STATED GOAL:
Find every line in the records below that holds the word "title", and copy each one.

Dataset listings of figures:

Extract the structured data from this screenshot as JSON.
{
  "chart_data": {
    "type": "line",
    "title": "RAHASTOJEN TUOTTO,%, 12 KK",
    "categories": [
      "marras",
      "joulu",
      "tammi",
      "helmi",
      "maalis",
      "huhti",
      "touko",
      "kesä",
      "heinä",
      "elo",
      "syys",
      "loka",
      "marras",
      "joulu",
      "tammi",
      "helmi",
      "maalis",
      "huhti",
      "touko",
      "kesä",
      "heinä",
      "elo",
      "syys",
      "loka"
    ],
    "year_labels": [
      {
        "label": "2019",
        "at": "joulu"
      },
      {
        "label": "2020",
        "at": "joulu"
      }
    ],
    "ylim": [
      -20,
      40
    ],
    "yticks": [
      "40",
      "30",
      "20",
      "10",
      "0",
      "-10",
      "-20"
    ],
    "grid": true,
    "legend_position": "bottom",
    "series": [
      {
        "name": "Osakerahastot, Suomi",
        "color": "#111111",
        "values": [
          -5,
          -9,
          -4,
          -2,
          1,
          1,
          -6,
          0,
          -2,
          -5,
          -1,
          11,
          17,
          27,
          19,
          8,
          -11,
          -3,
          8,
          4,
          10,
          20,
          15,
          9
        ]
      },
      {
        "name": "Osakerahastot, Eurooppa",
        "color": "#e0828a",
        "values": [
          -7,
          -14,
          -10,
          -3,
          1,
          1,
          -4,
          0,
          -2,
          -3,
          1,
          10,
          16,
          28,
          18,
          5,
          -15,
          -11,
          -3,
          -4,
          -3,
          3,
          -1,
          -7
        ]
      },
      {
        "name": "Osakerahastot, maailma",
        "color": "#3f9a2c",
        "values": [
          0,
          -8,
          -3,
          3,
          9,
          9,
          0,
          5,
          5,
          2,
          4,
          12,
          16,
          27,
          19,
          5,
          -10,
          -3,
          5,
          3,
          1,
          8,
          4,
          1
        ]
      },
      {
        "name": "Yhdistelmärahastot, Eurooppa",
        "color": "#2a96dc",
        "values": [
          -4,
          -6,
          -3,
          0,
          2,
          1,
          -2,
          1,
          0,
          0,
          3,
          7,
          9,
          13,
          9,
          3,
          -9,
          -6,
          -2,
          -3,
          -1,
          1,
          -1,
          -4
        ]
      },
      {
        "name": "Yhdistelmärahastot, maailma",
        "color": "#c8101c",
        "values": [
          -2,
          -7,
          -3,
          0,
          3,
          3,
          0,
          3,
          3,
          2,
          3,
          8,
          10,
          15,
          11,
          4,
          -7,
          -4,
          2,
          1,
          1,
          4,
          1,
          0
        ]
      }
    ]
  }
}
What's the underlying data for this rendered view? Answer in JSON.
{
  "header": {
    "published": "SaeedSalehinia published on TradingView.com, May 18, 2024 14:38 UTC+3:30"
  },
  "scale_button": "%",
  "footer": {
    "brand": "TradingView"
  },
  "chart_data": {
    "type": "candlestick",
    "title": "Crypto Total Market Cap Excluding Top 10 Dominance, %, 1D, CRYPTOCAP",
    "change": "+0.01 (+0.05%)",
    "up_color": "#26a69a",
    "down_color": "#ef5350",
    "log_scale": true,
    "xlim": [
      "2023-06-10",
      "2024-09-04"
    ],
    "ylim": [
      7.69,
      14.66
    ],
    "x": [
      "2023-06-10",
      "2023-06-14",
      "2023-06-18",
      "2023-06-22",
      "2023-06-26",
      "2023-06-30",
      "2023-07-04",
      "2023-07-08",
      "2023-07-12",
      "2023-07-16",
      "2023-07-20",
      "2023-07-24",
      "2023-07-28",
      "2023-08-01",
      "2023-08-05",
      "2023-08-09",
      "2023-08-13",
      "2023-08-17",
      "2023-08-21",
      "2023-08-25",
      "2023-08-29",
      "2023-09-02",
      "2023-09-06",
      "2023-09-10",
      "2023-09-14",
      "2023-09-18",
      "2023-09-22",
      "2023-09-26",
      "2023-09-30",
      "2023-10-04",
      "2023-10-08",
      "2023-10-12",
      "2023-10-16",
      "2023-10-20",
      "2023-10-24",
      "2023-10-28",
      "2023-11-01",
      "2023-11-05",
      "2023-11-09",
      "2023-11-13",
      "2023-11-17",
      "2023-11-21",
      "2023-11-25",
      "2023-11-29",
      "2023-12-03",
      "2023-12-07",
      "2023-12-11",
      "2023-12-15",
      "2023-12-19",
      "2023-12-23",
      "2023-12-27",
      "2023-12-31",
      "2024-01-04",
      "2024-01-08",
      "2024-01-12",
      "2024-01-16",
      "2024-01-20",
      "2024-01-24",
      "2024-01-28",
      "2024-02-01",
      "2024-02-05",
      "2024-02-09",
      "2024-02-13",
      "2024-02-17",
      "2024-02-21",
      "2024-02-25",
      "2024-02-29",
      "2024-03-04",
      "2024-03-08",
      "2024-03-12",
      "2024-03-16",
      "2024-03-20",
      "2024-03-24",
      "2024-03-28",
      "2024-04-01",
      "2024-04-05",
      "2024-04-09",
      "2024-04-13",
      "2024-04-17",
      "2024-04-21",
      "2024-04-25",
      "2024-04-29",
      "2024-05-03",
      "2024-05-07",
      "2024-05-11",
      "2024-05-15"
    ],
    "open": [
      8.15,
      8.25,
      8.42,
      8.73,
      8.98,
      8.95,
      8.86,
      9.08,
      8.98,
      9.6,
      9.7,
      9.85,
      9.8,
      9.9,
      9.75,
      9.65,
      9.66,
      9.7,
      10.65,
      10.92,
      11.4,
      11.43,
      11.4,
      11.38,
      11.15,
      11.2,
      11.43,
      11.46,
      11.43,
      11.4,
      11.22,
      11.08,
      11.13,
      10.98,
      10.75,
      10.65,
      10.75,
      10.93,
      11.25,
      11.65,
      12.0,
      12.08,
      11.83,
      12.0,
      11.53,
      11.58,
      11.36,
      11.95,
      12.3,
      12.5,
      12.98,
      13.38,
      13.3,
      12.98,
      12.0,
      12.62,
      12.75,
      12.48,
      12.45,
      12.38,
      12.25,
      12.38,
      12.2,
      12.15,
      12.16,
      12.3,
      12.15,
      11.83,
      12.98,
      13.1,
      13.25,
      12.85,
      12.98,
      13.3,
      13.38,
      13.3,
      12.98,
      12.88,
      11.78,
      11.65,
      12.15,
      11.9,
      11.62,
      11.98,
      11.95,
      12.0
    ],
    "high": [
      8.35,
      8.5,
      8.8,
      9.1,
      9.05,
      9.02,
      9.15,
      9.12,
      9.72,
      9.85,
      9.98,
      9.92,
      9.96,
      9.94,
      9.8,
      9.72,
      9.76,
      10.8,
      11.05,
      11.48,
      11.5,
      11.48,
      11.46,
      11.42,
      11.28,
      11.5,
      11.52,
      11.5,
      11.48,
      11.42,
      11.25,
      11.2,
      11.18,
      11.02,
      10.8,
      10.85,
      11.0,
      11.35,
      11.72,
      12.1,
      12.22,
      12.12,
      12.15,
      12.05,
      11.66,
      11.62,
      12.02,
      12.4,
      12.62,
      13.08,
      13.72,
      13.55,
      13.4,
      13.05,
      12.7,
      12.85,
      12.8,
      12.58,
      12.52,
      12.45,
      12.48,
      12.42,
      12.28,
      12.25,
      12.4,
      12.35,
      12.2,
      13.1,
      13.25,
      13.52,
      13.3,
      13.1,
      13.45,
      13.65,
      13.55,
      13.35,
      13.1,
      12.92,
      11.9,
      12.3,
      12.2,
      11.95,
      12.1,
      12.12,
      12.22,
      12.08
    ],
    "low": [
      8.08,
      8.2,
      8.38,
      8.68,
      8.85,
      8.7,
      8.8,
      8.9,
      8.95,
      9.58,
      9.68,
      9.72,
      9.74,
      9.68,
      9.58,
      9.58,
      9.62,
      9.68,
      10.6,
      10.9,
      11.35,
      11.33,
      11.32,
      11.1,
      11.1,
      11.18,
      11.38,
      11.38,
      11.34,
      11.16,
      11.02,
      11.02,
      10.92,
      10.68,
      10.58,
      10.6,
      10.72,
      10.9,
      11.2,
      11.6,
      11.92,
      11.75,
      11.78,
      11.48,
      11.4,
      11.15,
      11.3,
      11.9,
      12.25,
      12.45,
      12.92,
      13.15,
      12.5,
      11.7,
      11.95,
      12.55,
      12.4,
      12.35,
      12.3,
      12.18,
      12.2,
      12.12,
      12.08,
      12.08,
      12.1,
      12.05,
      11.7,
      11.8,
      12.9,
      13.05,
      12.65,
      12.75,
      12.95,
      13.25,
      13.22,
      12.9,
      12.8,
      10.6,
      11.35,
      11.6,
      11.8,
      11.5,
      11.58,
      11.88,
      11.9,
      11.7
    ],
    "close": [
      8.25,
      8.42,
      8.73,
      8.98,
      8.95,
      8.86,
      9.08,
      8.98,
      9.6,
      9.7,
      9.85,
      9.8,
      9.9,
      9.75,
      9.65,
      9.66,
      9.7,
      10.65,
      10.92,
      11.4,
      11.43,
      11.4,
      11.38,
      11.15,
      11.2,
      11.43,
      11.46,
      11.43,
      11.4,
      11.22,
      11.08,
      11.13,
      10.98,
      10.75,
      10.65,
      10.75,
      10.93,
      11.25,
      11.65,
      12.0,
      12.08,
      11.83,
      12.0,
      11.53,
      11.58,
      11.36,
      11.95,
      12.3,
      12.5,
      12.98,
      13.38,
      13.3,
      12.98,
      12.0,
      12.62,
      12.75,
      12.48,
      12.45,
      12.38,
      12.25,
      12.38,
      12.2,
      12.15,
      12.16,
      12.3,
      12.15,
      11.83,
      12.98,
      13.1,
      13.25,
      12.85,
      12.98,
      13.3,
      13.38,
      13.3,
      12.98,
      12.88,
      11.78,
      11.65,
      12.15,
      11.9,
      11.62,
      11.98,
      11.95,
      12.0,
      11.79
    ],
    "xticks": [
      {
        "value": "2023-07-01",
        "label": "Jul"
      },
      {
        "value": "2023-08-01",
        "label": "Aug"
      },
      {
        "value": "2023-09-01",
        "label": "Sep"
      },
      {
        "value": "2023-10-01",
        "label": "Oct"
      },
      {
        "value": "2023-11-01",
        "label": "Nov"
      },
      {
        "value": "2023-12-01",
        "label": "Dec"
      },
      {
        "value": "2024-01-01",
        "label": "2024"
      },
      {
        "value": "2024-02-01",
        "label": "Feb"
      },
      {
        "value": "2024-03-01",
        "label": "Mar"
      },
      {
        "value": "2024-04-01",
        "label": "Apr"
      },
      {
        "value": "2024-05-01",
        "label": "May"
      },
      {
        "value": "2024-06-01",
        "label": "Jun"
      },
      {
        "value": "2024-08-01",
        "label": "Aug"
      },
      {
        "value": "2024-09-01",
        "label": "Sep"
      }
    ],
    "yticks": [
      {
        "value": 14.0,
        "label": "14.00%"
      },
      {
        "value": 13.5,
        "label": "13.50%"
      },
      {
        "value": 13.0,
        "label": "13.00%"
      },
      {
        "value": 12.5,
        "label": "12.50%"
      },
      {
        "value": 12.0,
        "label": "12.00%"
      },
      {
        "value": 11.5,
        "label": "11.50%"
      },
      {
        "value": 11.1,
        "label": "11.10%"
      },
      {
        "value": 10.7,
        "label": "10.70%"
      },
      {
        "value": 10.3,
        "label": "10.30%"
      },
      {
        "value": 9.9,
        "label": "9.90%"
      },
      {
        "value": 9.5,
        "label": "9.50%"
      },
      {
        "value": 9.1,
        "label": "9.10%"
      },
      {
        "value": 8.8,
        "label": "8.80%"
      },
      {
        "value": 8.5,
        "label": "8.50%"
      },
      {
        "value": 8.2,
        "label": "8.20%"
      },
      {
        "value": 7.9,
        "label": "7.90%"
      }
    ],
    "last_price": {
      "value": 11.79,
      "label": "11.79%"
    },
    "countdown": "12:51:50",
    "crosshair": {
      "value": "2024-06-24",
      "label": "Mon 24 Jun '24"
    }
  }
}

THE COMPLETED TASK:
    "title": "RAHASTOJEN TUOTTO,%, 12 KK",
    "title": "Crypto Total Market Cap Excluding Top 10 Dominance, %, 1D, CRYPTOCAP",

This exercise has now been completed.